*DATA FOR THE TASK:*

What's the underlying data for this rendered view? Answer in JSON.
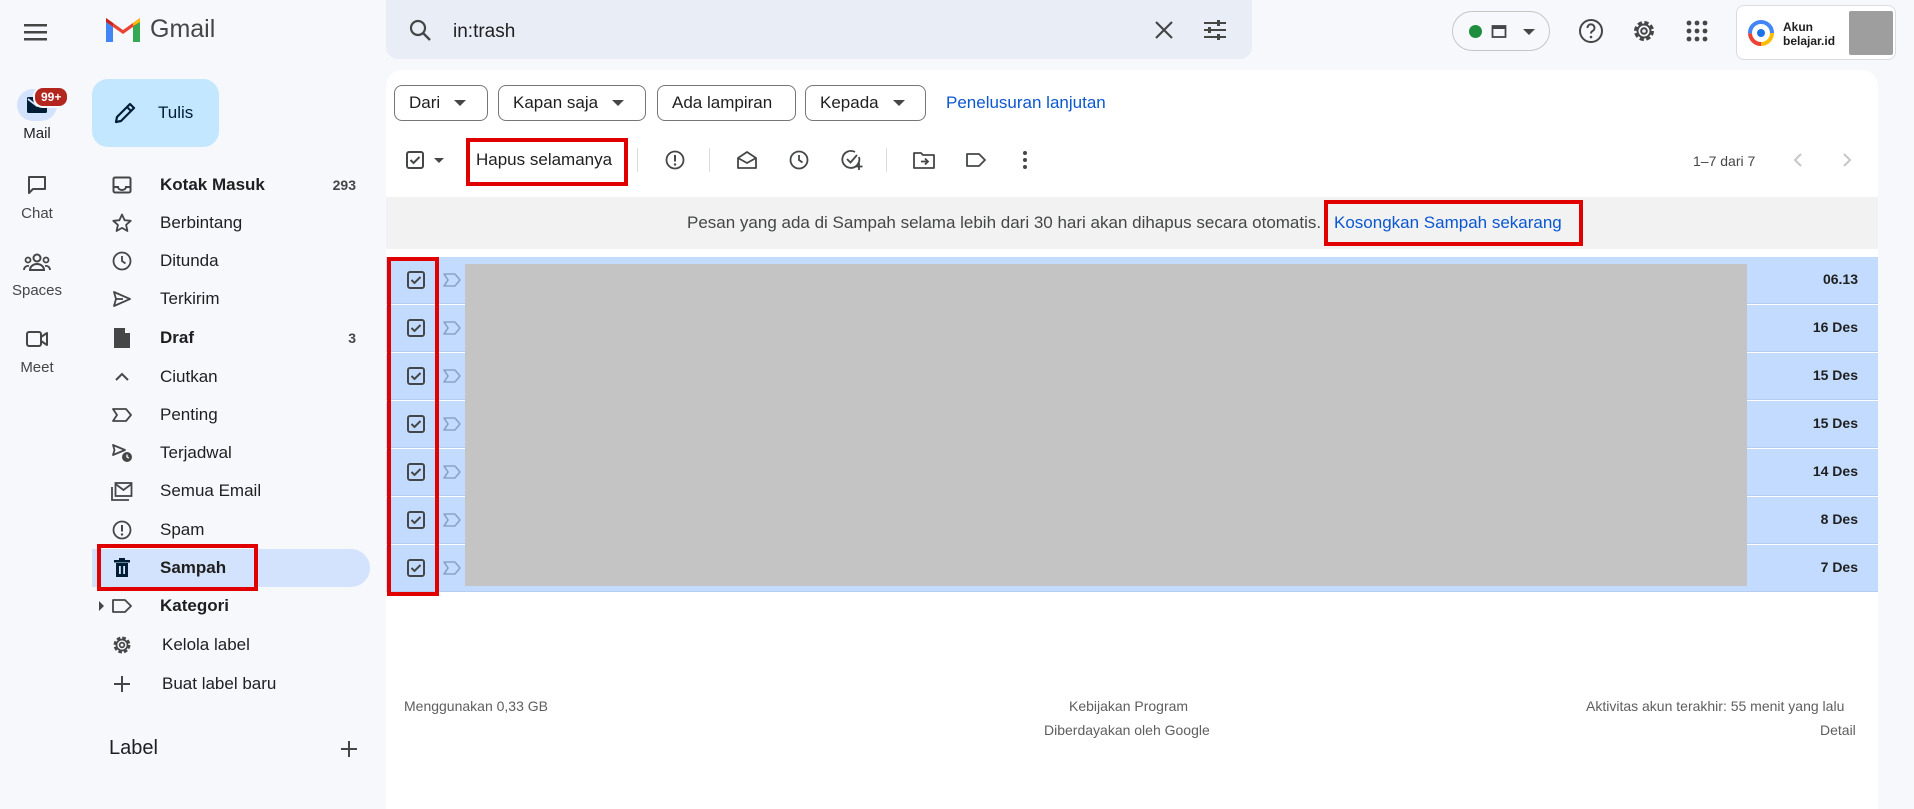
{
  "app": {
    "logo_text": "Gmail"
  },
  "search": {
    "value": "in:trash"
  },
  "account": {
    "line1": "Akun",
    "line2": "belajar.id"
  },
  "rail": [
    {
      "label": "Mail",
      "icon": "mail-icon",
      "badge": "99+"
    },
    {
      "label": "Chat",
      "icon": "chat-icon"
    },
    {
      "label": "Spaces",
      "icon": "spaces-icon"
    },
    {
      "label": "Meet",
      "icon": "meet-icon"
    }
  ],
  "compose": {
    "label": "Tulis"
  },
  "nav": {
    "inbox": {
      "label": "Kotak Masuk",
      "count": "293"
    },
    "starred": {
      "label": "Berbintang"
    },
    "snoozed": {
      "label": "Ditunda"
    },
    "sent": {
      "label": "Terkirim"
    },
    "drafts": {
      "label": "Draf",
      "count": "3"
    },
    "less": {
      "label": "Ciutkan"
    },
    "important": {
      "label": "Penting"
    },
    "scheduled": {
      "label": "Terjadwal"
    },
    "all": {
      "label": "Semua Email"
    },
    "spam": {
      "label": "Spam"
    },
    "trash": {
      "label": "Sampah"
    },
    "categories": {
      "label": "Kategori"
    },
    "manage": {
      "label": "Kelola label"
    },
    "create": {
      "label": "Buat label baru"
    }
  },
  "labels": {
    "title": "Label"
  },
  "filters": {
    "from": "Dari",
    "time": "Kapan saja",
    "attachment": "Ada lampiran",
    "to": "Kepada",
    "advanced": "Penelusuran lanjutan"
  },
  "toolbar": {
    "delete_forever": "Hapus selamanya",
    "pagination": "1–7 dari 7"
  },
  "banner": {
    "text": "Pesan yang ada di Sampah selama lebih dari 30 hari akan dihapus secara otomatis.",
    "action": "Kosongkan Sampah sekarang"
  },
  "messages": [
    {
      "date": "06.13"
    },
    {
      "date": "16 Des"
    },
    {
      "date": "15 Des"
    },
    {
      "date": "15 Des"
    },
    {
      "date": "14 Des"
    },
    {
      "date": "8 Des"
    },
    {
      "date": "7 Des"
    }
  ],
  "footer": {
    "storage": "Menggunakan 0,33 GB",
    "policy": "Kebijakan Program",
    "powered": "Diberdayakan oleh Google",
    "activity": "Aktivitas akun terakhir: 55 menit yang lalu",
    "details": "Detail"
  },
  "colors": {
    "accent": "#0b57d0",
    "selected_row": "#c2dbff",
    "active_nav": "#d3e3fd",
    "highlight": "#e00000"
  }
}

*TO DO:* All of the lines above should be printed exactly, minus the pictures.

*CORRECT ANSWER:*
What's the underlying data for this rendered view? Answer in JSON.
{
  "app": {
    "logo_text": "Gmail"
  },
  "search": {
    "value": "in:trash"
  },
  "account": {
    "line1": "Akun",
    "line2": "belajar.id"
  },
  "rail": [
    {
      "label": "Mail",
      "icon": "mail-icon",
      "badge": "99+"
    },
    {
      "label": "Chat",
      "icon": "chat-icon"
    },
    {
      "label": "Spaces",
      "icon": "spaces-icon"
    },
    {
      "label": "Meet",
      "icon": "meet-icon"
    }
  ],
  "compose": {
    "label": "Tulis"
  },
  "nav": {
    "inbox": {
      "label": "Kotak Masuk",
      "count": "293"
    },
    "starred": {
      "label": "Berbintang"
    },
    "snoozed": {
      "label": "Ditunda"
    },
    "sent": {
      "label": "Terkirim"
    },
    "drafts": {
      "label": "Draf",
      "count": "3"
    },
    "less": {
      "label": "Ciutkan"
    },
    "important": {
      "label": "Penting"
    },
    "scheduled": {
      "label": "Terjadwal"
    },
    "all": {
      "label": "Semua Email"
    },
    "spam": {
      "label": "Spam"
    },
    "trash": {
      "label": "Sampah"
    },
    "categories": {
      "label": "Kategori"
    },
    "manage": {
      "label": "Kelola label"
    },
    "create": {
      "label": "Buat label baru"
    }
  },
  "labels": {
    "title": "Label"
  },
  "filters": {
    "from": "Dari",
    "time": "Kapan saja",
    "attachment": "Ada lampiran",
    "to": "Kepada",
    "advanced": "Penelusuran lanjutan"
  },
  "toolbar": {
    "delete_forever": "Hapus selamanya",
    "pagination": "1–7 dari 7"
  },
  "banner": {
    "text": "Pesan yang ada di Sampah selama lebih dari 30 hari akan dihapus secara otomatis.",
    "action": "Kosongkan Sampah sekarang"
  },
  "messages": [
    {
      "date": "06.13"
    },
    {
      "date": "16 Des"
    },
    {
      "date": "15 Des"
    },
    {
      "date": "15 Des"
    },
    {
      "date": "14 Des"
    },
    {
      "date": "8 Des"
    },
    {
      "date": "7 Des"
    }
  ],
  "footer": {
    "storage": "Menggunakan 0,33 GB",
    "policy": "Kebijakan Program",
    "powered": "Diberdayakan oleh Google",
    "activity": "Aktivitas akun terakhir: 55 menit yang lalu",
    "details": "Detail"
  },
  "colors": {
    "accent": "#0b57d0",
    "selected_row": "#c2dbff",
    "active_nav": "#d3e3fd",
    "highlight": "#e00000"
  }
}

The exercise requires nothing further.